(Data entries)
┏━━

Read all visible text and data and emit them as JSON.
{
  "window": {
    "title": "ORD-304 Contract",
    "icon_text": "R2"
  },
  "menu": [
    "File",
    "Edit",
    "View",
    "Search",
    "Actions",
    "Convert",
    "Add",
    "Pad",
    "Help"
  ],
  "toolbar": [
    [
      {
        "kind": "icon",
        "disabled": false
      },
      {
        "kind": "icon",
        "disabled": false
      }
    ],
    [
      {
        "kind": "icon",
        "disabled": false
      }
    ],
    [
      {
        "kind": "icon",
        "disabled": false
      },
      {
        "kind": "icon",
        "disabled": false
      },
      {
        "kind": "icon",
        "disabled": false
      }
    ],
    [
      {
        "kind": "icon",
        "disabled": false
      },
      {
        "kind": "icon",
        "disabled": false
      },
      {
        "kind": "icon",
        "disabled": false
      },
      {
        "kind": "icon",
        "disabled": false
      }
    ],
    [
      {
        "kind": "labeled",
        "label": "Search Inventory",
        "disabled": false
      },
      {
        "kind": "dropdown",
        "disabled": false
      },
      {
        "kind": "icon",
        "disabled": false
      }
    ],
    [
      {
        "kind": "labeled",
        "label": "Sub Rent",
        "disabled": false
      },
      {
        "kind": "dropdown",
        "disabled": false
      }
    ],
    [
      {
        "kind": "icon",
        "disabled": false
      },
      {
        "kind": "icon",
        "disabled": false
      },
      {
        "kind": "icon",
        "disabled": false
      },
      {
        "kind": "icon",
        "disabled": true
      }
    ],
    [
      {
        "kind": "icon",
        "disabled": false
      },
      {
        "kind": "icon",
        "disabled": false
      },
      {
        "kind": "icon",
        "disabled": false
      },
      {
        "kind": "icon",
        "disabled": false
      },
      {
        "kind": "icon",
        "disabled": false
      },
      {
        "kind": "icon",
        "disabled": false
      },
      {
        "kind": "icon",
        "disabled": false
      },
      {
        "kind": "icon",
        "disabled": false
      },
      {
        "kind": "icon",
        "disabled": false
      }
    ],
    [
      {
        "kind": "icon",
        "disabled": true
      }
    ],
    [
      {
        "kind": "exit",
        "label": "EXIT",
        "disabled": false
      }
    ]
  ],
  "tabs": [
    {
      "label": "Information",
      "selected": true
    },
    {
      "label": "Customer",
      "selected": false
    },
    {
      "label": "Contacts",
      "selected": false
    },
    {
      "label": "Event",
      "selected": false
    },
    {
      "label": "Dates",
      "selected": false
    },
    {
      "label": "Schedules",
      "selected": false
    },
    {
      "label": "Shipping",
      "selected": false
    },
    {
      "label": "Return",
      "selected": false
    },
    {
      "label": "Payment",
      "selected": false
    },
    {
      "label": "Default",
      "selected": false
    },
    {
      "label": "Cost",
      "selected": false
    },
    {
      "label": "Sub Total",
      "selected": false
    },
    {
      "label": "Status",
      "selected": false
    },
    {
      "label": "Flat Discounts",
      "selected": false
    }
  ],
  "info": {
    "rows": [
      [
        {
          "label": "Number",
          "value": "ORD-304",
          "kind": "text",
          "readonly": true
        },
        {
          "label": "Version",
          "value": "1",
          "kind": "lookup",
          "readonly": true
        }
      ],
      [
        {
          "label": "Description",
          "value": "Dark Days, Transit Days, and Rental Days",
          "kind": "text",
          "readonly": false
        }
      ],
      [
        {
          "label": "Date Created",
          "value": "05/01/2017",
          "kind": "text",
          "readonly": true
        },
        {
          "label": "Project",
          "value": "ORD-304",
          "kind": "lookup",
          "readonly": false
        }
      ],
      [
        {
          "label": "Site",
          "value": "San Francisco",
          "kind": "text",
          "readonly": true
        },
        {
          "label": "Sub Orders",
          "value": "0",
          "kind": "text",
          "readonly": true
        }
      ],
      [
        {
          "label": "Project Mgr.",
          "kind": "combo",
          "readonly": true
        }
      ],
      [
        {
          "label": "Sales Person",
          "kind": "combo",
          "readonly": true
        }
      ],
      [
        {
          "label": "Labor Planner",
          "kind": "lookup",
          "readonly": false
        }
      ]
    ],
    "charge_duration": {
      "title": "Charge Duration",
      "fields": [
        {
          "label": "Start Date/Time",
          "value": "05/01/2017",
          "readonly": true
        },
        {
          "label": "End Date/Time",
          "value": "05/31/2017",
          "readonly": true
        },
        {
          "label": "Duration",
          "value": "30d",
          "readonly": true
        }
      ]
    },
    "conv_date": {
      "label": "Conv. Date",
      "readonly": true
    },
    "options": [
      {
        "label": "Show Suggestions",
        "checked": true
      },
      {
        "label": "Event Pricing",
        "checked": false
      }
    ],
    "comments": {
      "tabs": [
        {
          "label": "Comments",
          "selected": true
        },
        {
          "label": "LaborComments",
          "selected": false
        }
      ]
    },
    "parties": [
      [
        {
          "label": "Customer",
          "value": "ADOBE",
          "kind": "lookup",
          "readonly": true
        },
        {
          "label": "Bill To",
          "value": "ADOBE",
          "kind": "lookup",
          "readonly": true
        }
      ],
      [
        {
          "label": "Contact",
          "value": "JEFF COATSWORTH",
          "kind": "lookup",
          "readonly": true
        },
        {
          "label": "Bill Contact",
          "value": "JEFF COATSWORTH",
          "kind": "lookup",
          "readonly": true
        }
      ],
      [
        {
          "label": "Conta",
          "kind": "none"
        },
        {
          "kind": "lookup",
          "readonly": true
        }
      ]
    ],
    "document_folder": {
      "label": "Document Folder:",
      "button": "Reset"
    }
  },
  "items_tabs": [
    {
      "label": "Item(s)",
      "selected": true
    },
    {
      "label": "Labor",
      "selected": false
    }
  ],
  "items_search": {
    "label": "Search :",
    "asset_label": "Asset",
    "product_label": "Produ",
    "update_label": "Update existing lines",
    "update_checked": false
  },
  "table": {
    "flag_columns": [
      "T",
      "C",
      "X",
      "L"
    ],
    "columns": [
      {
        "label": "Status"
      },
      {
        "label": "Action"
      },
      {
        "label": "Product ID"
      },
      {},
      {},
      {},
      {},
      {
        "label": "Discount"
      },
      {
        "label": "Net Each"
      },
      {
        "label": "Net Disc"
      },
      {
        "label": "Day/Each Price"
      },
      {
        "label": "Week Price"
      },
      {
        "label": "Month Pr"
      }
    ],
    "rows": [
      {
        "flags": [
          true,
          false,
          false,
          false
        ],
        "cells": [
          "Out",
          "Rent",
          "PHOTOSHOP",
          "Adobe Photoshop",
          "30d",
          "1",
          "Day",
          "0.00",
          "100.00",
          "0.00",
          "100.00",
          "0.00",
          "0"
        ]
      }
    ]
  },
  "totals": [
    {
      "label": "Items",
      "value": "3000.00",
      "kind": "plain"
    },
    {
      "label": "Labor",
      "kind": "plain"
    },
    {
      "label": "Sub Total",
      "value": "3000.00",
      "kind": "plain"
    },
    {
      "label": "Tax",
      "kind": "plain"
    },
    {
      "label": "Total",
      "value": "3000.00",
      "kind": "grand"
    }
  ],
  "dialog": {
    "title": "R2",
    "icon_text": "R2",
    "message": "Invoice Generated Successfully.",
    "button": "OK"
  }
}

┗━━

**Written request**:
Transcribe every line of the data, exactly as it stands.

**Response to the exercise**:
Read all visible text and data and emit them as JSON.
{
  "window": {
    "title": "ORD-304 Contract",
    "icon_text": "R2"
  },
  "menu": [
    "File",
    "Edit",
    "View",
    "Search",
    "Actions",
    "Convert",
    "Add",
    "Pad",
    "Help"
  ],
  "toolbar": [
    [
      {
        "kind": "icon",
        "disabled": false
      },
      {
        "kind": "icon",
        "disabled": false
      }
    ],
    [
      {
        "kind": "icon",
        "disabled": false
      }
    ],
    [
      {
        "kind": "icon",
        "disabled": false
      },
      {
        "kind": "icon",
        "disabled": false
      },
      {
        "kind": "icon",
        "disabled": false
      }
    ],
    [
      {
        "kind": "icon",
        "disabled": false
      },
      {
        "kind": "icon",
        "disabled": false
      },
      {
        "kind": "icon",
        "disabled": false
      },
      {
        "kind": "icon",
        "disabled": false
      }
    ],
    [
      {
        "kind": "labeled",
        "label": "Search Inventory",
        "disabled": false
      },
      {
        "kind": "dropdown",
        "disabled": false
      },
      {
        "kind": "icon",
        "disabled": false
      }
    ],
    [
      {
        "kind": "labeled",
        "label": "Sub Rent",
        "disabled": false
      },
      {
        "kind": "dropdown",
        "disabled": false
      }
    ],
    [
      {
        "kind": "icon",
        "disabled": false
      },
      {
        "kind": "icon",
        "disabled": false
      },
      {
        "kind": "icon",
        "disabled": false
      },
      {
        "kind": "icon",
        "disabled": true
      }
    ],
    [
      {
        "kind": "icon",
        "disabled": false
      },
      {
        "kind": "icon",
        "disabled": false
      },
      {
        "kind": "icon",
        "disabled": false
      },
      {
        "kind": "icon",
        "disabled": false
      },
      {
        "kind": "icon",
        "disabled": false
      },
      {
        "kind": "icon",
        "disabled": false
      },
      {
        "kind": "icon",
        "disabled": false
      },
      {
        "kind": "icon",
        "disabled": false
      },
      {
        "kind": "icon",
        "disabled": false
      }
    ],
    [
      {
        "kind": "icon",
        "disabled": true
      }
    ],
    [
      {
        "kind": "exit",
        "label": "EXIT",
        "disabled": false
      }
    ]
  ],
  "tabs": [
    {
      "label": "Information",
      "selected": true
    },
    {
      "label": "Customer",
      "selected": false
    },
    {
      "label": "Contacts",
      "selected": false
    },
    {
      "label": "Event",
      "selected": false
    },
    {
      "label": "Dates",
      "selected": false
    },
    {
      "label": "Schedules",
      "selected": false
    },
    {
      "label": "Shipping",
      "selected": false
    },
    {
      "label": "Return",
      "selected": false
    },
    {
      "label": "Payment",
      "selected": false
    },
    {
      "label": "Default",
      "selected": false
    },
    {
      "label": "Cost",
      "selected": false
    },
    {
      "label": "Sub Total",
      "selected": false
    },
    {
      "label": "Status",
      "selected": false
    },
    {
      "label": "Flat Discounts",
      "selected": false
    }
  ],
  "info": {
    "rows": [
      [
        {
          "label": "Number",
          "value": "ORD-304",
          "kind": "text",
          "readonly": true
        },
        {
          "label": "Version",
          "value": "1",
          "kind": "lookup",
          "readonly": true
        }
      ],
      [
        {
          "label": "Description",
          "value": "Dark Days, Transit Days, and Rental Days",
          "kind": "text",
          "readonly": false
        }
      ],
      [
        {
          "label": "Date Created",
          "value": "05/01/2017",
          "kind": "text",
          "readonly": true
        },
        {
          "label": "Project",
          "value": "ORD-304",
          "kind": "lookup",
          "readonly": false
        }
      ],
      [
        {
          "label": "Site",
          "value": "San Francisco",
          "kind": "text",
          "readonly": true
        },
        {
          "label": "Sub Orders",
          "value": "0",
          "kind": "text",
          "readonly": true
        }
      ],
      [
        {
          "label": "Project Mgr.",
          "kind": "combo",
          "readonly": true
        }
      ],
      [
        {
          "label": "Sales Person",
          "kind": "combo",
          "readonly": true
        }
      ],
      [
        {
          "label": "Labor Planner",
          "kind": "lookup",
          "readonly": false
        }
      ]
    ],
    "charge_duration": {
      "title": "Charge Duration",
      "fields": [
        {
          "label": "Start Date/Time",
          "value": "05/01/2017",
          "readonly": true
        },
        {
          "label": "End Date/Time",
          "value": "05/31/2017",
          "readonly": true
        },
        {
          "label": "Duration",
          "value": "30d",
          "readonly": true
        }
      ]
    },
    "conv_date": {
      "label": "Conv. Date",
      "readonly": true
    },
    "options": [
      {
        "label": "Show Suggestions",
        "checked": true
      },
      {
        "label": "Event Pricing",
        "checked": false
      }
    ],
    "comments": {
      "tabs": [
        {
          "label": "Comments",
          "selected": true
        },
        {
          "label": "LaborComments",
          "selected": false
        }
      ]
    },
    "parties": [
      [
        {
          "label": "Customer",
          "value": "ADOBE",
          "kind": "lookup",
          "readonly": true
        },
        {
          "label": "Bill To",
          "value": "ADOBE",
          "kind": "lookup",
          "readonly": true
        }
      ],
      [
        {
          "label": "Contact",
          "value": "JEFF COATSWORTH",
          "kind": "lookup",
          "readonly": true
        },
        {
          "label": "Bill Contact",
          "value": "JEFF COATSWORTH",
          "kind": "lookup",
          "readonly": true
        }
      ],
      [
        {
          "label": "Conta",
          "kind": "none"
        },
        {
          "kind": "lookup",
          "readonly": true
        }
      ]
    ],
    "document_folder": {
      "label": "Document Folder:",
      "button": "Reset"
    }
  },
  "items_tabs": [
    {
      "label": "Item(s)",
      "selected": true
    },
    {
      "label": "Labor",
      "selected": false
    }
  ],
  "items_search": {
    "label": "Search :",
    "asset_label": "Asset",
    "product_label": "Produ",
    "update_label": "Update existing lines",
    "update_checked": false
  },
  "table": {
    "flag_columns": [
      "T",
      "C",
      "X",
      "L"
    ],
    "columns": [
      {
        "label": "Status"
      },
      {
        "label": "Action"
      },
      {
        "label": "Product ID"
      },
      {},
      {},
      {},
      {},
      {
        "label": "Discount"
      },
      {
        "label": "Net Each"
      },
      {
        "label": "Net Disc"
      },
      {
        "label": "Day/Each Price"
      },
      {
        "label": "Week Price"
      },
      {
        "label": "Month Pr"
      }
    ],
    "rows": [
      {
        "flags": [
          true,
          false,
          false,
          false
        ],
        "cells": [
          "Out",
          "Rent",
          "PHOTOSHOP",
          "Adobe Photoshop",
          "30d",
          "1",
          "Day",
          "0.00",
          "100.00",
          "0.00",
          "100.00",
          "0.00",
          "0"
        ]
      }
    ]
  },
  "totals": [
    {
      "label": "Items",
      "value": "3000.00",
      "kind": "plain"
    },
    {
      "label": "Labor",
      "kind": "plain"
    },
    {
      "label": "Sub Total",
      "value": "3000.00",
      "kind": "plain"
    },
    {
      "label": "Tax",
      "kind": "plain"
    },
    {
      "label": "Total",
      "value": "3000.00",
      "kind": "grand"
    }
  ],
  "dialog": {
    "title": "R2",
    "icon_text": "R2",
    "message": "Invoice Generated Successfully.",
    "button": "OK"
  }
}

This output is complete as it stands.